### Information provided
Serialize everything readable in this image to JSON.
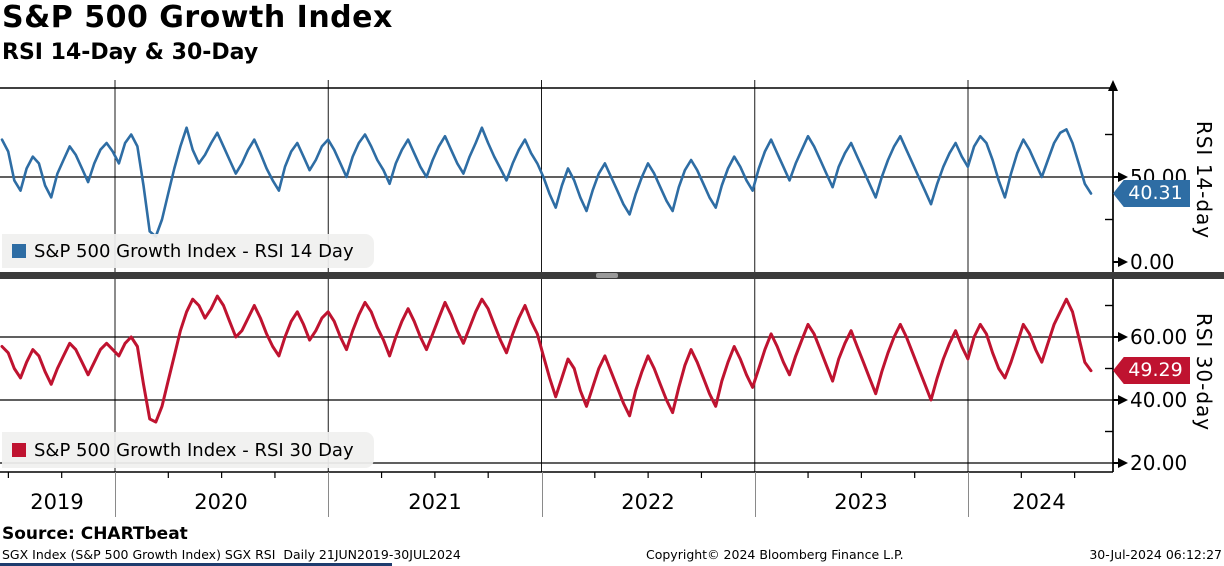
{
  "header": {
    "title": "S&P 500 Growth Index",
    "subtitle": "RSI 14-Day & 30-Day"
  },
  "colors": {
    "rsi14_line": "#2e6da4",
    "rsi30_line": "#bf1330",
    "grid": "#1a1a1a",
    "separator": "#3b3b3b",
    "legend_bg": "#f0f0ef"
  },
  "footer": {
    "source": "Source: CHARTbeat",
    "meta_left": "SGX Index (S&P 500 Growth Index) SGX RSI  Daily 21JUN2019-30JUL2024",
    "meta_center": "Copyright© 2024 Bloomberg Finance L.P.",
    "meta_right": "30-Jul-2024 06:12:27"
  },
  "chart_data": [
    {
      "type": "line",
      "name": "RSI 14 Day",
      "legend": "S&P 500 Growth Index - RSI 14 Day",
      "axis_label": "RSI 14-day",
      "color": "#2e6da4",
      "last_value_label": "40.31",
      "ylim": [
        0,
        103
      ],
      "yticks_labeled": [
        50,
        0
      ],
      "ytick_labels": [
        "50.00",
        "0.00"
      ],
      "yticks_minor": [
        75,
        25
      ],
      "x_start_decimal_year": 2019.47,
      "x_end_decimal_year": 2024.575,
      "x_range_label": "21JUN2019-30JUL2024",
      "grid": true,
      "legend_position": "bottom-left",
      "values": [
        72,
        65,
        48,
        42,
        55,
        62,
        58,
        45,
        38,
        52,
        60,
        68,
        63,
        55,
        47,
        58,
        66,
        70,
        65,
        58,
        70,
        75,
        68,
        45,
        18,
        15,
        25,
        40,
        55,
        68,
        79,
        66,
        58,
        63,
        70,
        76,
        68,
        60,
        52,
        58,
        66,
        72,
        64,
        55,
        48,
        42,
        56,
        65,
        70,
        62,
        54,
        60,
        68,
        72,
        66,
        58,
        50,
        62,
        70,
        75,
        68,
        60,
        54,
        46,
        58,
        66,
        72,
        64,
        56,
        50,
        60,
        68,
        74,
        66,
        58,
        52,
        62,
        70,
        79,
        70,
        62,
        55,
        48,
        58,
        66,
        72,
        64,
        58,
        50,
        40,
        32,
        45,
        55,
        48,
        38,
        30,
        42,
        52,
        58,
        50,
        42,
        34,
        28,
        40,
        50,
        58,
        52,
        44,
        36,
        30,
        44,
        54,
        60,
        54,
        46,
        38,
        32,
        45,
        55,
        62,
        56,
        48,
        42,
        55,
        65,
        72,
        64,
        56,
        48,
        58,
        66,
        74,
        68,
        60,
        52,
        44,
        56,
        64,
        70,
        62,
        54,
        46,
        38,
        50,
        60,
        68,
        74,
        66,
        58,
        50,
        42,
        34,
        46,
        56,
        64,
        70,
        62,
        56,
        68,
        74,
        70,
        60,
        48,
        38,
        52,
        64,
        72,
        66,
        58,
        50,
        60,
        70,
        76,
        78,
        70,
        58,
        46,
        40.31
      ]
    },
    {
      "type": "line",
      "name": "RSI 30 Day",
      "legend": "S&P 500 Growth Index - RSI 30 Day",
      "axis_label": "RSI 30-day",
      "color": "#bf1330",
      "last_value_label": "49.29",
      "ylim": [
        17,
        78
      ],
      "yticks_labeled": [
        60,
        40,
        20
      ],
      "ytick_labels": [
        "60.00",
        "40.00",
        "20.00"
      ],
      "yticks_minor": [
        70,
        50,
        30
      ],
      "x_start_decimal_year": 2019.47,
      "x_end_decimal_year": 2024.575,
      "x_tick_labels": [
        "2019",
        "2020",
        "2021",
        "2022",
        "2023",
        "2024"
      ],
      "grid": true,
      "legend_position": "bottom-left",
      "values": [
        57,
        55,
        50,
        47,
        52,
        56,
        54,
        49,
        45,
        50,
        54,
        58,
        56,
        52,
        48,
        52,
        56,
        58,
        56,
        54,
        58,
        60,
        57,
        45,
        34,
        33,
        38,
        46,
        54,
        62,
        68,
        72,
        70,
        66,
        69,
        73,
        70,
        65,
        60,
        62,
        66,
        70,
        66,
        61,
        57,
        54,
        60,
        65,
        68,
        64,
        59,
        62,
        66,
        68,
        65,
        60,
        56,
        62,
        67,
        71,
        68,
        63,
        59,
        54,
        60,
        65,
        69,
        65,
        60,
        56,
        61,
        66,
        71,
        67,
        62,
        58,
        63,
        68,
        72,
        69,
        64,
        59,
        55,
        61,
        66,
        70,
        65,
        61,
        54,
        47,
        41,
        47,
        53,
        50,
        43,
        38,
        44,
        50,
        54,
        49,
        44,
        39,
        35,
        43,
        49,
        54,
        50,
        45,
        40,
        36,
        44,
        51,
        56,
        52,
        47,
        42,
        38,
        46,
        52,
        57,
        53,
        48,
        44,
        50,
        56,
        61,
        57,
        52,
        48,
        54,
        59,
        64,
        61,
        56,
        51,
        46,
        53,
        58,
        62,
        57,
        52,
        47,
        42,
        49,
        55,
        60,
        64,
        60,
        55,
        50,
        45,
        40,
        47,
        53,
        58,
        62,
        57,
        53,
        60,
        64,
        61,
        55,
        50,
        47,
        52,
        58,
        64,
        61,
        56,
        52,
        58,
        64,
        68,
        72,
        68,
        60,
        52,
        49.29
      ]
    }
  ]
}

### Request
Make an exact copy of the records shown above, without the pictures.

### Output of the task
Serialize everything readable in this image to JSON.
{
  "header": {
    "title": "S&P 500 Growth Index",
    "subtitle": "RSI 14-Day & 30-Day"
  },
  "colors": {
    "rsi14_line": "#2e6da4",
    "rsi30_line": "#bf1330",
    "grid": "#1a1a1a",
    "separator": "#3b3b3b",
    "legend_bg": "#f0f0ef"
  },
  "footer": {
    "source": "Source: CHARTbeat",
    "meta_left": "SGX Index (S&P 500 Growth Index) SGX RSI  Daily 21JUN2019-30JUL2024",
    "meta_center": "Copyright© 2024 Bloomberg Finance L.P.",
    "meta_right": "30-Jul-2024 06:12:27"
  },
  "chart_data": [
    {
      "type": "line",
      "name": "RSI 14 Day",
      "legend": "S&P 500 Growth Index - RSI 14 Day",
      "axis_label": "RSI 14-day",
      "color": "#2e6da4",
      "last_value_label": "40.31",
      "ylim": [
        0,
        103
      ],
      "yticks_labeled": [
        50,
        0
      ],
      "ytick_labels": [
        "50.00",
        "0.00"
      ],
      "yticks_minor": [
        75,
        25
      ],
      "x_start_decimal_year": 2019.47,
      "x_end_decimal_year": 2024.575,
      "x_range_label": "21JUN2019-30JUL2024",
      "grid": true,
      "legend_position": "bottom-left",
      "values": [
        72,
        65,
        48,
        42,
        55,
        62,
        58,
        45,
        38,
        52,
        60,
        68,
        63,
        55,
        47,
        58,
        66,
        70,
        65,
        58,
        70,
        75,
        68,
        45,
        18,
        15,
        25,
        40,
        55,
        68,
        79,
        66,
        58,
        63,
        70,
        76,
        68,
        60,
        52,
        58,
        66,
        72,
        64,
        55,
        48,
        42,
        56,
        65,
        70,
        62,
        54,
        60,
        68,
        72,
        66,
        58,
        50,
        62,
        70,
        75,
        68,
        60,
        54,
        46,
        58,
        66,
        72,
        64,
        56,
        50,
        60,
        68,
        74,
        66,
        58,
        52,
        62,
        70,
        79,
        70,
        62,
        55,
        48,
        58,
        66,
        72,
        64,
        58,
        50,
        40,
        32,
        45,
        55,
        48,
        38,
        30,
        42,
        52,
        58,
        50,
        42,
        34,
        28,
        40,
        50,
        58,
        52,
        44,
        36,
        30,
        44,
        54,
        60,
        54,
        46,
        38,
        32,
        45,
        55,
        62,
        56,
        48,
        42,
        55,
        65,
        72,
        64,
        56,
        48,
        58,
        66,
        74,
        68,
        60,
        52,
        44,
        56,
        64,
        70,
        62,
        54,
        46,
        38,
        50,
        60,
        68,
        74,
        66,
        58,
        50,
        42,
        34,
        46,
        56,
        64,
        70,
        62,
        56,
        68,
        74,
        70,
        60,
        48,
        38,
        52,
        64,
        72,
        66,
        58,
        50,
        60,
        70,
        76,
        78,
        70,
        58,
        46,
        40.31
      ]
    },
    {
      "type": "line",
      "name": "RSI 30 Day",
      "legend": "S&P 500 Growth Index - RSI 30 Day",
      "axis_label": "RSI 30-day",
      "color": "#bf1330",
      "last_value_label": "49.29",
      "ylim": [
        17,
        78
      ],
      "yticks_labeled": [
        60,
        40,
        20
      ],
      "ytick_labels": [
        "60.00",
        "40.00",
        "20.00"
      ],
      "yticks_minor": [
        70,
        50,
        30
      ],
      "x_start_decimal_year": 2019.47,
      "x_end_decimal_year": 2024.575,
      "x_tick_labels": [
        "2019",
        "2020",
        "2021",
        "2022",
        "2023",
        "2024"
      ],
      "grid": true,
      "legend_position": "bottom-left",
      "values": [
        57,
        55,
        50,
        47,
        52,
        56,
        54,
        49,
        45,
        50,
        54,
        58,
        56,
        52,
        48,
        52,
        56,
        58,
        56,
        54,
        58,
        60,
        57,
        45,
        34,
        33,
        38,
        46,
        54,
        62,
        68,
        72,
        70,
        66,
        69,
        73,
        70,
        65,
        60,
        62,
        66,
        70,
        66,
        61,
        57,
        54,
        60,
        65,
        68,
        64,
        59,
        62,
        66,
        68,
        65,
        60,
        56,
        62,
        67,
        71,
        68,
        63,
        59,
        54,
        60,
        65,
        69,
        65,
        60,
        56,
        61,
        66,
        71,
        67,
        62,
        58,
        63,
        68,
        72,
        69,
        64,
        59,
        55,
        61,
        66,
        70,
        65,
        61,
        54,
        47,
        41,
        47,
        53,
        50,
        43,
        38,
        44,
        50,
        54,
        49,
        44,
        39,
        35,
        43,
        49,
        54,
        50,
        45,
        40,
        36,
        44,
        51,
        56,
        52,
        47,
        42,
        38,
        46,
        52,
        57,
        53,
        48,
        44,
        50,
        56,
        61,
        57,
        52,
        48,
        54,
        59,
        64,
        61,
        56,
        51,
        46,
        53,
        58,
        62,
        57,
        52,
        47,
        42,
        49,
        55,
        60,
        64,
        60,
        55,
        50,
        45,
        40,
        47,
        53,
        58,
        62,
        57,
        53,
        60,
        64,
        61,
        55,
        50,
        47,
        52,
        58,
        64,
        61,
        56,
        52,
        58,
        64,
        68,
        72,
        68,
        60,
        52,
        49.29
      ]
    }
  ]
}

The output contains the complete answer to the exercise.